Exercise requirements:
Write out the entries verbatim and leave the images out of the copy.

Supplied records:
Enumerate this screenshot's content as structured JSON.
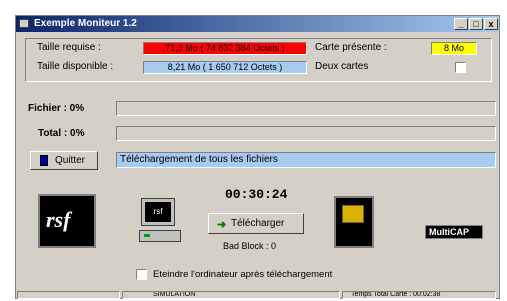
{
  "window": {
    "title": "Exemple Moniteur 1.2",
    "buttons": {
      "minimize": "_",
      "maximize": "□",
      "close": "x"
    }
  },
  "info": {
    "required_label": "Taille requise :",
    "required_value": "71,3 Mo ( 74 832 384 Octets )",
    "available_label": "Taille disponible :",
    "available_value": "8,21 Mo ( 1 650 712 Octets )",
    "card_present_label": "Carte présente :",
    "card_present_value": "8 Mo",
    "two_cards_label": "Deux cartes"
  },
  "progress": {
    "file_label": "Fichier : 0%",
    "file_value": 0,
    "total_label": "Total : 0%",
    "total_value": 0
  },
  "actions": {
    "quit_label": "Quitter",
    "download_label": "Télécharger"
  },
  "status_message": "Téléchargement de tous les fichiers",
  "timer": "00:30:24",
  "bad_block": "Bad Block : 0",
  "logos": {
    "rsf": "rsf",
    "computer": "rsf",
    "multicap": "MultiCAP"
  },
  "option": {
    "shutdown_label": "Eteindre l'ordinateur après téléchargement",
    "shutdown_checked": false
  },
  "statusbar": {
    "left": "",
    "middle": "SIMULATION",
    "right": "Temps Total Carte : 00:02:38"
  },
  "colors": {
    "required": "#ff0000",
    "available": "#a6caf0",
    "card": "#ffff00",
    "status": "#a6caf0",
    "titlebar": "#0a246a"
  }
}
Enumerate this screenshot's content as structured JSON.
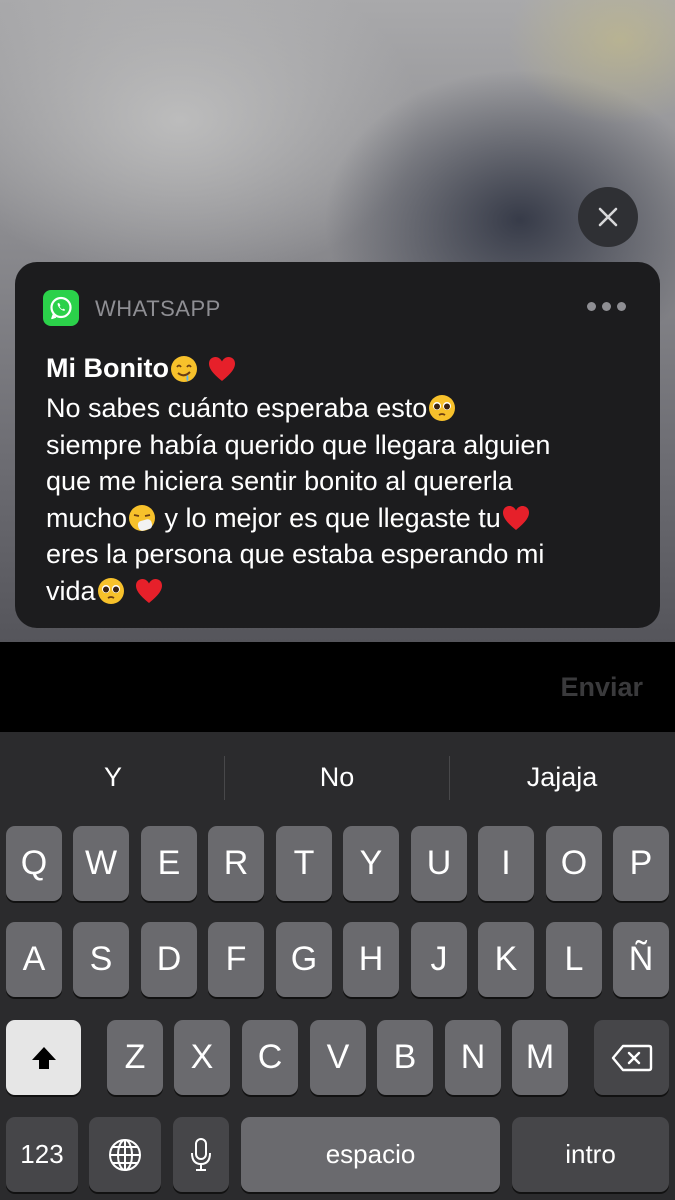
{
  "notification": {
    "app_name": "WHATSAPP",
    "sender": "Mi Bonito",
    "message_lines": [
      "No sabes cuánto esperaba esto",
      "siempre había querido que llegara alguien",
      "que me hiciera sentir bonito al quererla",
      "mucho",
      " y lo mejor es que llegaste tu",
      "eres la persona que estaba esperando mi",
      "vida"
    ]
  },
  "reply": {
    "send_label": "Enviar"
  },
  "keyboard": {
    "suggestions": [
      "Y",
      "No",
      "Jajaja"
    ],
    "row1": [
      "Q",
      "W",
      "E",
      "R",
      "T",
      "Y",
      "U",
      "I",
      "O",
      "P"
    ],
    "row2": [
      "A",
      "S",
      "D",
      "F",
      "G",
      "H",
      "J",
      "K",
      "L",
      "Ñ"
    ],
    "row3": [
      "Z",
      "X",
      "C",
      "V",
      "B",
      "N",
      "M"
    ],
    "numbers_label": "123",
    "space_label": "espacio",
    "return_label": "intro"
  },
  "colors": {
    "whatsapp_green": "#2bd14a",
    "heart_red": "#e6202a"
  }
}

Worked solution:
Enumerate this screenshot's content as structured JSON.
{
  "window": {
    "title": "Exemple Moniteur 1.2",
    "buttons": {
      "minimize": "_",
      "maximize": "□",
      "close": "x"
    }
  },
  "info": {
    "required_label": "Taille requise :",
    "required_value": "71,3 Mo ( 74 832 384 Octets )",
    "available_label": "Taille disponible :",
    "available_value": "8,21 Mo ( 1 650 712 Octets )",
    "card_present_label": "Carte présente :",
    "card_present_value": "8 Mo",
    "two_cards_label": "Deux cartes"
  },
  "progress": {
    "file_label": "Fichier : 0%",
    "file_value": 0,
    "total_label": "Total : 0%",
    "total_value": 0
  },
  "actions": {
    "quit_label": "Quitter",
    "download_label": "Télécharger"
  },
  "status_message": "Téléchargement de tous les fichiers",
  "timer": "00:30:24",
  "bad_block": "Bad Block : 0",
  "logos": {
    "rsf": "rsf",
    "computer": "rsf",
    "multicap": "MultiCAP"
  },
  "option": {
    "shutdown_label": "Eteindre l'ordinateur après téléchargement",
    "shutdown_checked": false
  },
  "statusbar": {
    "left": "",
    "middle": "SIMULATION",
    "right": "Temps Total Carte : 00:02:38"
  },
  "colors": {
    "required": "#ff0000",
    "available": "#a6caf0",
    "card": "#ffff00",
    "status": "#a6caf0",
    "titlebar": "#0a246a"
  }
}
Enumerate this screenshot's content as structured JSON.
{
  "notification": {
    "app_name": "WHATSAPP",
    "sender": "Mi Bonito",
    "message_lines": [
      "No sabes cuánto esperaba esto",
      "siempre había querido que llegara alguien",
      "que me hiciera sentir bonito al quererla",
      "mucho",
      " y lo mejor es que llegaste tu",
      "eres la persona que estaba esperando mi",
      "vida"
    ]
  },
  "reply": {
    "send_label": "Enviar"
  },
  "keyboard": {
    "suggestions": [
      "Y",
      "No",
      "Jajaja"
    ],
    "row1": [
      "Q",
      "W",
      "E",
      "R",
      "T",
      "Y",
      "U",
      "I",
      "O",
      "P"
    ],
    "row2": [
      "A",
      "S",
      "D",
      "F",
      "G",
      "H",
      "J",
      "K",
      "L",
      "Ñ"
    ],
    "row3": [
      "Z",
      "X",
      "C",
      "V",
      "B",
      "N",
      "M"
    ],
    "numbers_label": "123",
    "space_label": "espacio",
    "return_label": "intro"
  },
  "colors": {
    "whatsapp_green": "#2bd14a",
    "heart_red": "#e6202a"
  }
}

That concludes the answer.